By Adam Leitman Bailey and Dov Treiman

Adam Leitman Bailey and Dov Treiman discuss the recent landmark Housing Court case ‘Altman v. 285 West Fourth LLC’ where the Court of Appeals reversed the Appellate Division, First Department and deregulated thousands of New York City apartments.


On April 26, 2018, the Court of Appeals in Altman v. 285 West Fourth LLC, unanimously reversed the Appellate Division, First Department and deregulated tens of thousands of New York City apartments whose rents had crossed the monetary deregulation threshold between April 1, 1997 and June 16, 2011.

For apartments involuntarily placed under rent regulation in New York City, those regulations are removed when a vacant apartment crosses a certain rent level. However, previously unresolved in the case law was whether, in order to effect deregulation, that rent level had to be reached during the tenancy of the last tenant prior to vacancy, or could be reached through implementation of various increases allowed to owners between two actual tenancies. Before the Court of Appeals was the question as to the necessary circumstances for these increases to qualify under so-called “luxury decontrol” [Rent Stabilization Law (NYC Administrative Code) §26-504.2(a)] to lift the apartment out of rent regulation.

-- -- --

(YOUR TASKS):
A – Repeat the passage about the Altman case word for word, starting with "On April 26, 2018, the" and going on through "June 16, 2011.".
B – In the passage about the Altman case, on what date did the Court of Appeals reverse the Appellate Division, First Department?

(DATA EXCERPT):
-- -- --

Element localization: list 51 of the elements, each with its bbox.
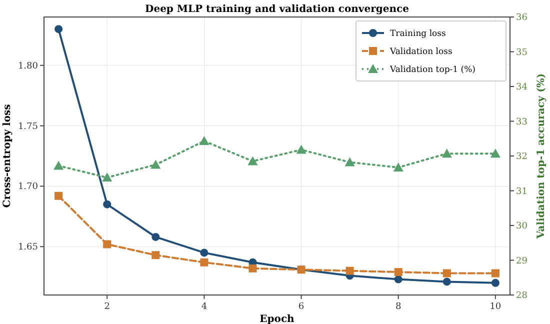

-- -- --

(TASK ANSWERS):
A –
On April 26, 2018, the Court of Appeals in Altman v. 285 West Fourth LLC, unanimously reversed the Appellate Division, First Department and deregulated tens of thousands of New York City apartments whose rents had crossed the monetary deregulation threshold between April 1, 1997 and June 16, 2011.

B – April 26, 2018